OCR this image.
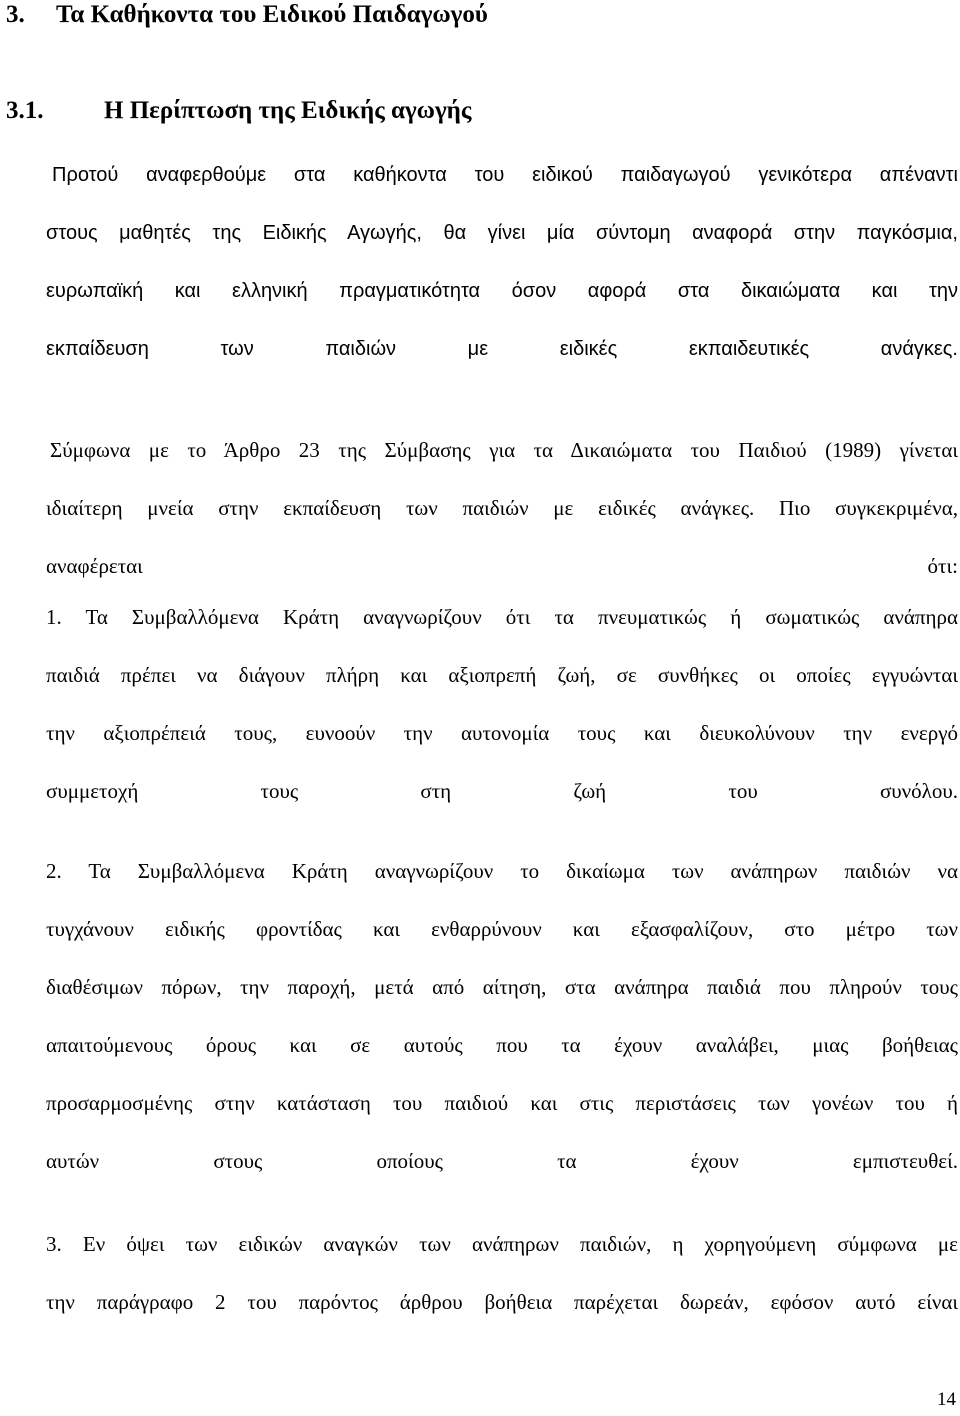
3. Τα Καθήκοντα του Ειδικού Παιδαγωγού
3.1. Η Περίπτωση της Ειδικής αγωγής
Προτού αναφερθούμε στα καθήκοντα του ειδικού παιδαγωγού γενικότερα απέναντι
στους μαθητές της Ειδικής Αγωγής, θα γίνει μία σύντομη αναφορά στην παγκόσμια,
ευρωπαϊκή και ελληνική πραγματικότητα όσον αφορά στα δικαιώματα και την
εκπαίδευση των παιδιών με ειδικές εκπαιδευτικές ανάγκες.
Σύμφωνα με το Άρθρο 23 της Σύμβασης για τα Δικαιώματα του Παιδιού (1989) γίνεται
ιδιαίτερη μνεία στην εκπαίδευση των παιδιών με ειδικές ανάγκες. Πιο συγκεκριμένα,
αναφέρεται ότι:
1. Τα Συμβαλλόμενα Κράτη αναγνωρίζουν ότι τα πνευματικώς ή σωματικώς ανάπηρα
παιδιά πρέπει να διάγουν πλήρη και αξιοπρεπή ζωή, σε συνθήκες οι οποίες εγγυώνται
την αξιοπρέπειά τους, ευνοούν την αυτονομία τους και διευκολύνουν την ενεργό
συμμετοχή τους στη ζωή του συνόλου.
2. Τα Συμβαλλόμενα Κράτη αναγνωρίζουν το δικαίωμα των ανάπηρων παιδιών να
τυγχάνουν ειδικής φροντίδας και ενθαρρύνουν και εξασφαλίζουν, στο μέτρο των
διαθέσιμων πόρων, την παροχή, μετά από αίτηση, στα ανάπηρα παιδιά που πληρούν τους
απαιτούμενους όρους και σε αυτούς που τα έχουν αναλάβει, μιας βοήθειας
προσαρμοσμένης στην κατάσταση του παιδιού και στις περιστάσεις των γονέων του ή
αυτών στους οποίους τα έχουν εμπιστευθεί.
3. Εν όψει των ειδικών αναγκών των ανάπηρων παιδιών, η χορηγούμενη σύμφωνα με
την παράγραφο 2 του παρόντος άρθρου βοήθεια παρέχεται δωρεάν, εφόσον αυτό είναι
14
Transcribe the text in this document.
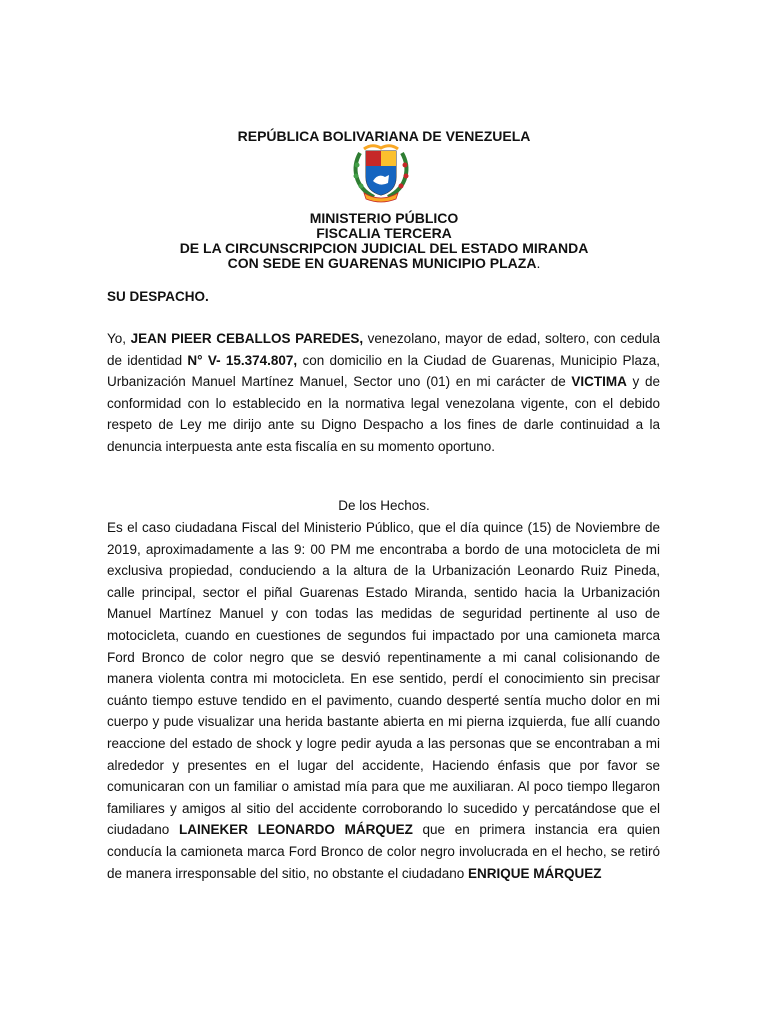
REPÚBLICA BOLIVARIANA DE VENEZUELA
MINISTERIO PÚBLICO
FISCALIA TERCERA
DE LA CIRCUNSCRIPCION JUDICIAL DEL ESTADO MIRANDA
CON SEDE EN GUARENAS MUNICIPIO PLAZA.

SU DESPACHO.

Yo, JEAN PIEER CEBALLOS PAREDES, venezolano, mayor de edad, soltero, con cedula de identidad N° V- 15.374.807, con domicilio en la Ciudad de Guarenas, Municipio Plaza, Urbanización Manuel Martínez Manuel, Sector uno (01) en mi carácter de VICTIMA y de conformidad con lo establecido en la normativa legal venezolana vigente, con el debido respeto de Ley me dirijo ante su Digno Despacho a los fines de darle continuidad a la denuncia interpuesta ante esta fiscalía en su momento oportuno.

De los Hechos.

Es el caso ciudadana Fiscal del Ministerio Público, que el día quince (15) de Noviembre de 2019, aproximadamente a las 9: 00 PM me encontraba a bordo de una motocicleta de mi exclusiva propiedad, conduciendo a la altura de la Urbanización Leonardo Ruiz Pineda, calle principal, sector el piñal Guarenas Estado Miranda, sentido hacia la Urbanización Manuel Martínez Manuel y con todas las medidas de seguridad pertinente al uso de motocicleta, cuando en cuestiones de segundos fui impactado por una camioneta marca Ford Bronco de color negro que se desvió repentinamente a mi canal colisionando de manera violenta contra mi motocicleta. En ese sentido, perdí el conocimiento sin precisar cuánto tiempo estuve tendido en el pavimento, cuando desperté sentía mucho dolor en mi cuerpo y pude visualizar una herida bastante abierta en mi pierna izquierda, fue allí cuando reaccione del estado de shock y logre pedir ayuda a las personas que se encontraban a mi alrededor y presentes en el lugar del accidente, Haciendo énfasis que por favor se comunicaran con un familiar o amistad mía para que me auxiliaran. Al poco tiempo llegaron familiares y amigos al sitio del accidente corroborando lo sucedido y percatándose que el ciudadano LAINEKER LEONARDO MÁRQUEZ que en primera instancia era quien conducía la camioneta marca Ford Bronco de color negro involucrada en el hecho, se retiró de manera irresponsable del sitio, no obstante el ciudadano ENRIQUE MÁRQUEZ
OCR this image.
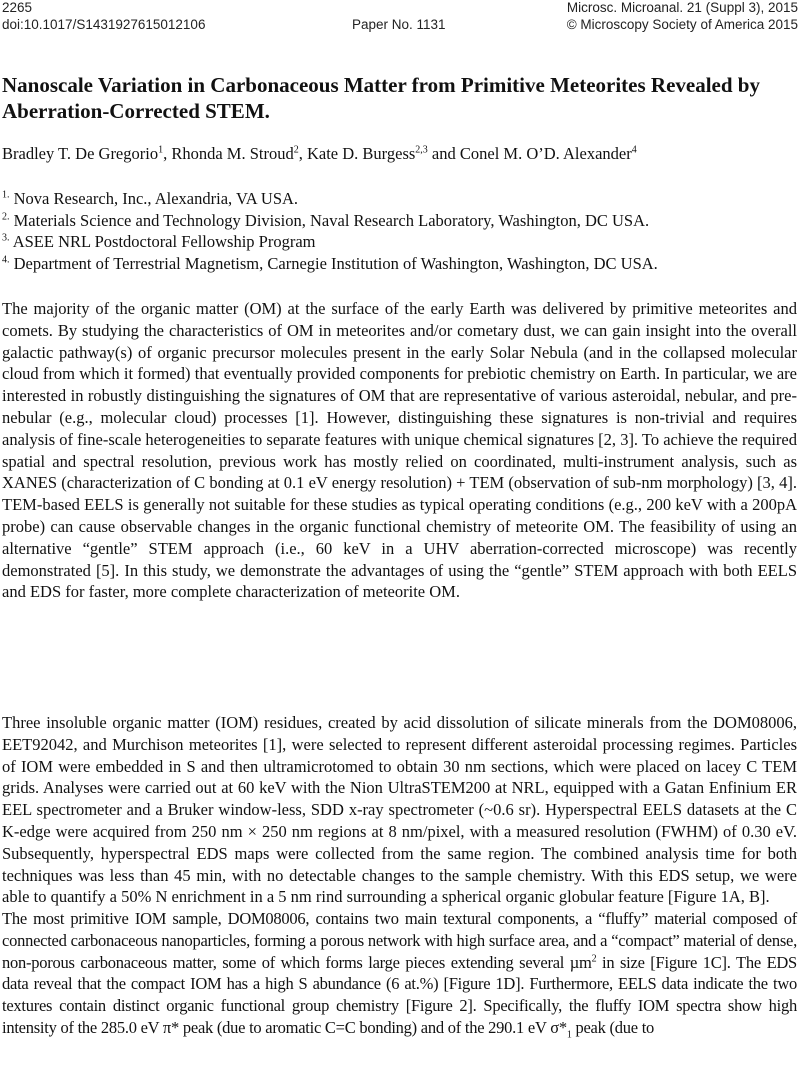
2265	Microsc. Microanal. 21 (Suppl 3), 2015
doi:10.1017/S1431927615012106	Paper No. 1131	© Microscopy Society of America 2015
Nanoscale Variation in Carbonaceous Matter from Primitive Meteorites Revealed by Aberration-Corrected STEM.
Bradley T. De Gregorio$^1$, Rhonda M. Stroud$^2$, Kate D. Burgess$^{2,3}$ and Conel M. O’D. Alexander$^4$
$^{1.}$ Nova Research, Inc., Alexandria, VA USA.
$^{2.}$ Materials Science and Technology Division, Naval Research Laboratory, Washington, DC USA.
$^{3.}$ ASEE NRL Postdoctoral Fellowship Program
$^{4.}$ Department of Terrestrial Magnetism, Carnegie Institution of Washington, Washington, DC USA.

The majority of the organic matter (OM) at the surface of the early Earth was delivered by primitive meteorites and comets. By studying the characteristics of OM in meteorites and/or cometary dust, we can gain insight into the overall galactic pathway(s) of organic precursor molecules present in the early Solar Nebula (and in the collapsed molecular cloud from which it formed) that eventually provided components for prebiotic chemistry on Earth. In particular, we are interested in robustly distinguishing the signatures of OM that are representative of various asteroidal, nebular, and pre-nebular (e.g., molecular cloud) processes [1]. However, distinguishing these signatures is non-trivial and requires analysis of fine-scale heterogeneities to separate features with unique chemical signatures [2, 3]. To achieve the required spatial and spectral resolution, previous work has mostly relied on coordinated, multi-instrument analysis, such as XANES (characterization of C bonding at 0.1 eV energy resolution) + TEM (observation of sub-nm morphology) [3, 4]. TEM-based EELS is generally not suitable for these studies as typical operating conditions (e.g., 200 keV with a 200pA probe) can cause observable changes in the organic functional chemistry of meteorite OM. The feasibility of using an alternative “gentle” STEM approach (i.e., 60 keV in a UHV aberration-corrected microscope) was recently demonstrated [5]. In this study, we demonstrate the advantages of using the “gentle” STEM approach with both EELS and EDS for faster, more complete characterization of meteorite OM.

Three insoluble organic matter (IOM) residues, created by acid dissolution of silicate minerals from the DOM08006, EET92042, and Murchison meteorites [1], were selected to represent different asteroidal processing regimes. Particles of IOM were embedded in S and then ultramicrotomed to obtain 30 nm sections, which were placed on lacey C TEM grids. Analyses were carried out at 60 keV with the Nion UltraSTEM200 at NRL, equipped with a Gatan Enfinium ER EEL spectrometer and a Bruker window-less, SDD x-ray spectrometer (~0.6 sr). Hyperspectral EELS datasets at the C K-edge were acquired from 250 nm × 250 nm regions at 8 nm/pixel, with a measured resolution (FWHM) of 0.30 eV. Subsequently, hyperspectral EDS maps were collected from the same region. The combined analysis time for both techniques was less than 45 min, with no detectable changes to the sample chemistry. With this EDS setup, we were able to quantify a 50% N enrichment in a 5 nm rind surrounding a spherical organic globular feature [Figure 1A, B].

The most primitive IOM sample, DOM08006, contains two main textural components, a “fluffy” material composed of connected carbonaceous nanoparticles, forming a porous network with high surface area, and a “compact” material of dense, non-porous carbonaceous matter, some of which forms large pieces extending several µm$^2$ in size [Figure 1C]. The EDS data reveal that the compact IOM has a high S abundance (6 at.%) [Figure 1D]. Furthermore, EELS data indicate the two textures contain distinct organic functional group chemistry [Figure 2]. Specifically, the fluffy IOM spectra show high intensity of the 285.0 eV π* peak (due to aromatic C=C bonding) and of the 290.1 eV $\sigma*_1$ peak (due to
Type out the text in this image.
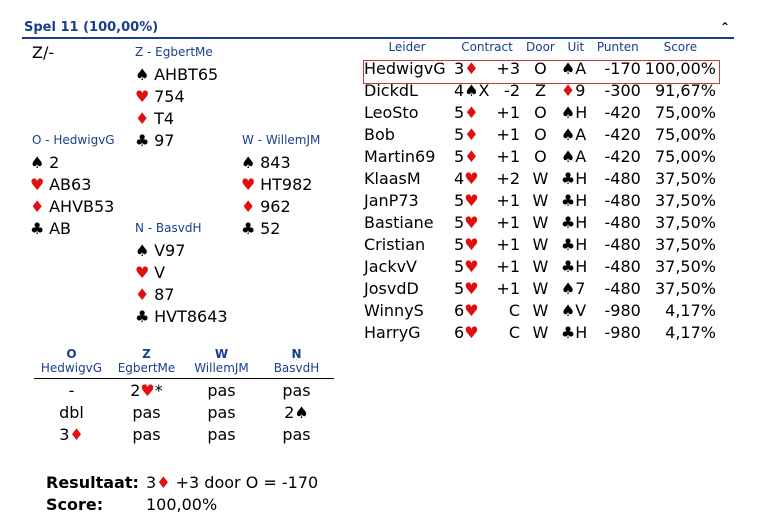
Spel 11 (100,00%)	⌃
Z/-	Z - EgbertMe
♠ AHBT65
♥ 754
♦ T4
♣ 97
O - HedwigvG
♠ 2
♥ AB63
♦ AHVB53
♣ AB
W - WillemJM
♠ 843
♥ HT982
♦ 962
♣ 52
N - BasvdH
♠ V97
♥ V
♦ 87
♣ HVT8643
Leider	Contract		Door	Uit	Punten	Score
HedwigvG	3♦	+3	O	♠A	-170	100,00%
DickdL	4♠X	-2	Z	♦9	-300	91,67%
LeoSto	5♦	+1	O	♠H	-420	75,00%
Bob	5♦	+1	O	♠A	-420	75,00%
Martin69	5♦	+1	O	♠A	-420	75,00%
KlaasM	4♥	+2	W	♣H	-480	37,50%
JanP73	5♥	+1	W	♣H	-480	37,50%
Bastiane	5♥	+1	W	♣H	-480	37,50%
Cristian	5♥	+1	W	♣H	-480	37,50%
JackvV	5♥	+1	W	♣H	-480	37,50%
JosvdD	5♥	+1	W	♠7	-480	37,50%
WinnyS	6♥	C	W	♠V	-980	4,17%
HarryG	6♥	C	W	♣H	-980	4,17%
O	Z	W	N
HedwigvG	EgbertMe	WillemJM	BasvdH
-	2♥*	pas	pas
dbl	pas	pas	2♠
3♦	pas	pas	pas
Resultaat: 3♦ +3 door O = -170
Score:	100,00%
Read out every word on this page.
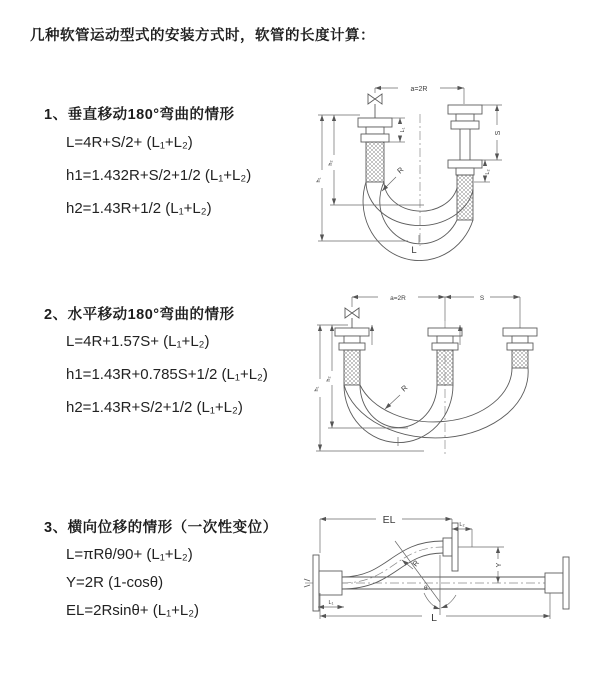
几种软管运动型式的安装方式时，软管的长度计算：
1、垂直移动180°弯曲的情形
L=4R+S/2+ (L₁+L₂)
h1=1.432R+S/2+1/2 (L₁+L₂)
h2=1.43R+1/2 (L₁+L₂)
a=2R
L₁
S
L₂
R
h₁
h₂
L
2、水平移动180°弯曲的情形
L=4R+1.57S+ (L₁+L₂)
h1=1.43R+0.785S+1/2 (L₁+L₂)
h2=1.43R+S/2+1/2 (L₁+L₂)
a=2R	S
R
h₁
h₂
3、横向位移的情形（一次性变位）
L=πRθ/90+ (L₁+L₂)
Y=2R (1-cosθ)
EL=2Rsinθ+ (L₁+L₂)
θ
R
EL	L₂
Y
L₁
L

▸ Exercise task
Retype, word for word, only the lines from the line with "Type out the text in this image." to the final line of the listing above; the pictures do not belong in the copy.

▸ Expected answer
Type out the text in this image.
Spel 11 (100,00%)	⌃
Z/-	Z - EgbertMe
♠ AHBT65
♥ 754
♦ T4
♣ 97
O - HedwigvG
♠ 2
♥ AB63
♦ AHVB53
♣ AB
W - WillemJM
♠ 843
♥ HT982
♦ 962
♣ 52
N - BasvdH
♠ V97
♥ V
♦ 87
♣ HVT8643
Leider	Contract		Door	Uit	Punten	Score
HedwigvG	3♦	+3	O	♠A	-170	100,00%
DickdL	4♠X	-2	Z	♦9	-300	91,67%
LeoSto	5♦	+1	O	♠H	-420	75,00%
Bob	5♦	+1	O	♠A	-420	75,00%
Martin69	5♦	+1	O	♠A	-420	75,00%
KlaasM	4♥	+2	W	♣H	-480	37,50%
JanP73	5♥	+1	W	♣H	-480	37,50%
Bastiane	5♥	+1	W	♣H	-480	37,50%
Cristian	5♥	+1	W	♣H	-480	37,50%
JackvV	5♥	+1	W	♣H	-480	37,50%
JosvdD	5♥	+1	W	♠7	-480	37,50%
WinnyS	6♥	C	W	♠V	-980	4,17%
HarryG	6♥	C	W	♣H	-980	4,17%
O	Z	W	N
HedwigvG	EgbertMe	WillemJM	BasvdH
-	2♥*	pas	pas
dbl	pas	pas	2♠
3♦	pas	pas	pas
Resultaat: 3♦ +3 door O = -170
Score:	100,00%
Read out every word on this page.
几种软管运动型式的安装方式时，软管的长度计算：
1、垂直移动180°弯曲的情形
L=4R+S/2+ (L₁+L₂)
h1=1.432R+S/2+1/2 (L₁+L₂)
h2=1.43R+1/2 (L₁+L₂)
a=2R
L₁
S
L₂
R
h₁
h₂
L
2、水平移动180°弯曲的情形
L=4R+1.57S+ (L₁+L₂)
h1=1.43R+0.785S+1/2 (L₁+L₂)
h2=1.43R+S/2+1/2 (L₁+L₂)
a=2R	S
R
h₁
h₂
3、横向位移的情形（一次性变位）
L=πRθ/90+ (L₁+L₂)
Y=2R (1-cosθ)
EL=2Rsinθ+ (L₁+L₂)
θ
R
EL	L₂
Y
L₁
L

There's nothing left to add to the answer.